**Exercise:**
Could you repeat the records below exactly, leaving out any pictures?

┌──

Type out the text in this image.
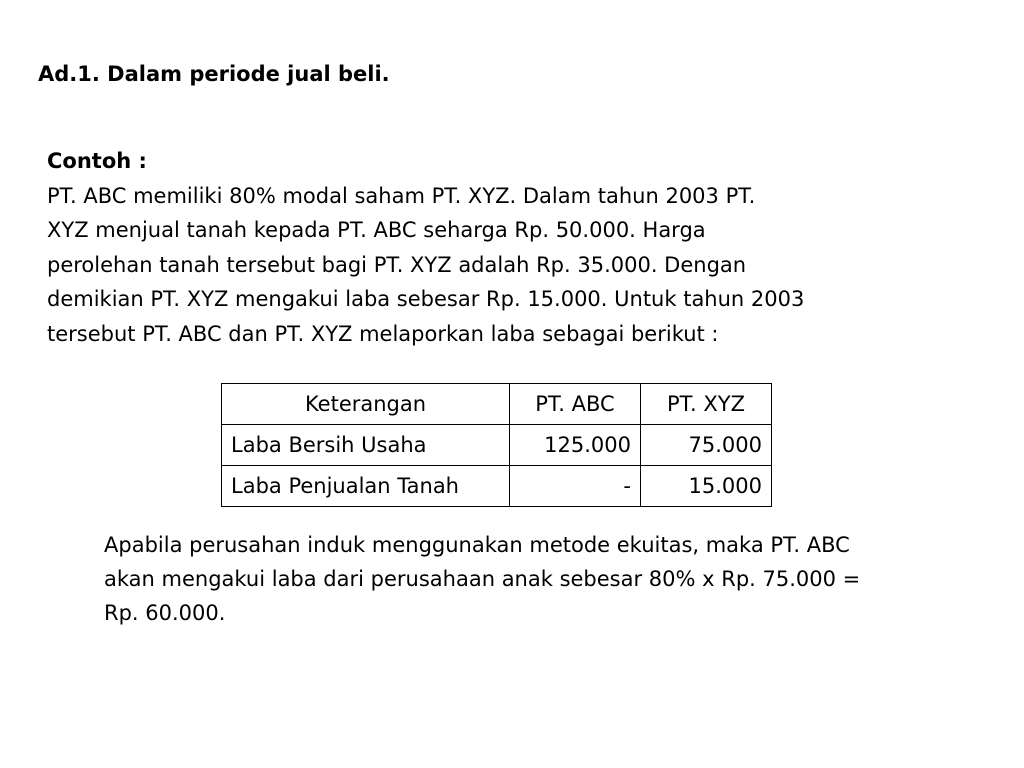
Ad.1. Dalam periode jual beli.
Contoh :
PT. ABC memiliki 80% modal saham PT. XYZ. Dalam tahun 2003 PT.
XYZ menjual tanah kepada PT. ABC seharga Rp. 50.000. Harga
perolehan tanah tersebut bagi PT. XYZ adalah Rp. 35.000. Dengan
demikian PT. XYZ mengakui laba sebesar Rp. 15.000. Untuk tahun 2003
tersebut PT. ABC dan PT. XYZ melaporkan laba sebagai berikut :
Keterangan	PT. ABC	PT. XYZ
Laba Bersih Usaha	125.000	75.000
Laba Penjualan Tanah	-	15.000
Apabila perusahan induk menggunakan metode ekuitas, maka PT. ABC
akan mengakui laba dari perusahaan anak sebesar 80% x Rp. 75.000 =
Rp. 60.000.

└──

**Answer to the exercise:**
Type out the text in this image.
Ad.1. Dalam periode jual beli.
Contoh :
PT. ABC memiliki 80% modal saham PT. XYZ. Dalam tahun 2003 PT.
XYZ menjual tanah kepada PT. ABC seharga Rp. 50.000. Harga
perolehan tanah tersebut bagi PT. XYZ adalah Rp. 35.000. Dengan
demikian PT. XYZ mengakui laba sebesar Rp. 15.000. Untuk tahun 2003
tersebut PT. ABC dan PT. XYZ melaporkan laba sebagai berikut :
Keterangan	PT. ABC	PT. XYZ
Laba Bersih Usaha	125.000	75.000
Laba Penjualan Tanah	-	15.000
Apabila perusahan induk menggunakan metode ekuitas, maka PT. ABC
akan mengakui laba dari perusahaan anak sebesar 80% x Rp. 75.000 =
Rp. 60.000.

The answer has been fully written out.